• [What the task requires] Work out how many lines in the data hold the string "feature". Reply with only that number.
[[ Data for processing, beginning ]]
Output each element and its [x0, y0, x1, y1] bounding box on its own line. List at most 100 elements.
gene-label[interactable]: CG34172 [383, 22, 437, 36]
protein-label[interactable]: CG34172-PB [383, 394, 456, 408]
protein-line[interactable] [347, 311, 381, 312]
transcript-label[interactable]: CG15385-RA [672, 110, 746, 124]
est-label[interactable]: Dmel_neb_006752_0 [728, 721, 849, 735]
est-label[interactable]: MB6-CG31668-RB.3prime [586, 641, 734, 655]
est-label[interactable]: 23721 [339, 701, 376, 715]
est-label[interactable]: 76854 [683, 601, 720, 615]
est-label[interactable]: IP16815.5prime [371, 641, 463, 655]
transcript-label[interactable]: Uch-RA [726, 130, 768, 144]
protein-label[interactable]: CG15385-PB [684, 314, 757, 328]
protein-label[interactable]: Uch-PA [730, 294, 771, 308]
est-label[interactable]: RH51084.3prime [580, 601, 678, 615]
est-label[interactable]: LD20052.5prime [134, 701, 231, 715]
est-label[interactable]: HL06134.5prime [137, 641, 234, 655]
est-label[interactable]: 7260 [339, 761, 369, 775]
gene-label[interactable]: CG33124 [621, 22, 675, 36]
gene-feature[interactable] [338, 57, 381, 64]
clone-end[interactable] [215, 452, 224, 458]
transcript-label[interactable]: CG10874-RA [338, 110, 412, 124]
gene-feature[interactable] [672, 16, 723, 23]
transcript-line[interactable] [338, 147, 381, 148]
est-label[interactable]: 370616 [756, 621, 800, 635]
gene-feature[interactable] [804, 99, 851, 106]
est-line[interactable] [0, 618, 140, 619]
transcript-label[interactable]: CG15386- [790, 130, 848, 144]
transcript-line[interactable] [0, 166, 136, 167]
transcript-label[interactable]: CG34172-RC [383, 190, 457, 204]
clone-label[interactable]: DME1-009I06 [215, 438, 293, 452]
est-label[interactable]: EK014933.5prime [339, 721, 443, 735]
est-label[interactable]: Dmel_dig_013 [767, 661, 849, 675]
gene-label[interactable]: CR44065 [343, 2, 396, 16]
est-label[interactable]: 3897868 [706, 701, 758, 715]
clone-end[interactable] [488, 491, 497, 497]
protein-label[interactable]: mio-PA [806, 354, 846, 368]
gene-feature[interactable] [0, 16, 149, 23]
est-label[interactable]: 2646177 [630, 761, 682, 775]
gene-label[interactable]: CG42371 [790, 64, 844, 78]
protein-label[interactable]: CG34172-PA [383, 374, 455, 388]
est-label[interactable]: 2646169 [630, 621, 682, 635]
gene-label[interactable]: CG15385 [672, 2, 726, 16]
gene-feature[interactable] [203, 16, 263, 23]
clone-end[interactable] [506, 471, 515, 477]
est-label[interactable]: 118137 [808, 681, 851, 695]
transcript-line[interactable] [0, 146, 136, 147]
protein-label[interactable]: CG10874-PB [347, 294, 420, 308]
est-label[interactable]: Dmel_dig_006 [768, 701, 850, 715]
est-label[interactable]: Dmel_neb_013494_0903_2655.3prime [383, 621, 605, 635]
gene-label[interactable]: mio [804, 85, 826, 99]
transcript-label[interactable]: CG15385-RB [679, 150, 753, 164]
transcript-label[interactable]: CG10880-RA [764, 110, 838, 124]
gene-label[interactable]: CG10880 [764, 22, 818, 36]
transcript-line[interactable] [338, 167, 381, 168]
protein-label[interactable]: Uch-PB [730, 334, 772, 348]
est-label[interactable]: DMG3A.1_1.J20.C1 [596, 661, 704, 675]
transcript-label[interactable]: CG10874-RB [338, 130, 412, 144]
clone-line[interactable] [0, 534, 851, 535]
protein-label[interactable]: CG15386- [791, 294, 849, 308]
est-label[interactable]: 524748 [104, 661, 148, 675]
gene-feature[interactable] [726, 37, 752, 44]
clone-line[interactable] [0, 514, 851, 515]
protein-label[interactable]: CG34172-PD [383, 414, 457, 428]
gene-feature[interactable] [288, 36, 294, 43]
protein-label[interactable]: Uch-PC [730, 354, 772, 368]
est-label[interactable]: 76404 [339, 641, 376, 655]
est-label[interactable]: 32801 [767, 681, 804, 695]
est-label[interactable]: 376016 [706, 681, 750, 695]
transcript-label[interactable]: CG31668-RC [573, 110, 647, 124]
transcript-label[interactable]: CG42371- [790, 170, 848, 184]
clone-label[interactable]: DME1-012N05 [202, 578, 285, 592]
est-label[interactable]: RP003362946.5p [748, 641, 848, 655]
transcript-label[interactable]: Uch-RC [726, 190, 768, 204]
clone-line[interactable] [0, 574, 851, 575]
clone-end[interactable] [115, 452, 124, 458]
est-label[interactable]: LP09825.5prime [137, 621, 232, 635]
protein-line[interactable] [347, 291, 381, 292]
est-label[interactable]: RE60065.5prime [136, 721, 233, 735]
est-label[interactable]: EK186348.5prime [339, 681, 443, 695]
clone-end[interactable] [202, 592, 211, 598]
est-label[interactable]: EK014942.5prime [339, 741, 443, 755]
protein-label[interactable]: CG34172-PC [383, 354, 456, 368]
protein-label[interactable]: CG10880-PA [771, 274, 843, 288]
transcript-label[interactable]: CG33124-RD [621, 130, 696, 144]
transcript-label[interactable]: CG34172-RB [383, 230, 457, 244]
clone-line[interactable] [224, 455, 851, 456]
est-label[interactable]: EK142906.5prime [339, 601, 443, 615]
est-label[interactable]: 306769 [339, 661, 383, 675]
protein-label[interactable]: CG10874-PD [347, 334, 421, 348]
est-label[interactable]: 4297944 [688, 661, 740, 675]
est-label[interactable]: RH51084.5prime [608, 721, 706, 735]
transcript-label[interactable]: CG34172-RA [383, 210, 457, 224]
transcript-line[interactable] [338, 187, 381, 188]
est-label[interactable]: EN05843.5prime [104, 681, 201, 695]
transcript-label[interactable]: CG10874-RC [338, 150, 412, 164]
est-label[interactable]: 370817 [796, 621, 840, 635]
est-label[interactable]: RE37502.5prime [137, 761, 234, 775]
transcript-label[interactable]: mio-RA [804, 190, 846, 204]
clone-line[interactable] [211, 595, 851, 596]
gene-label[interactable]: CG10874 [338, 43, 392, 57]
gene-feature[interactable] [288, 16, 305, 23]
[[ Data for processing, end ]]
• [Task output] 8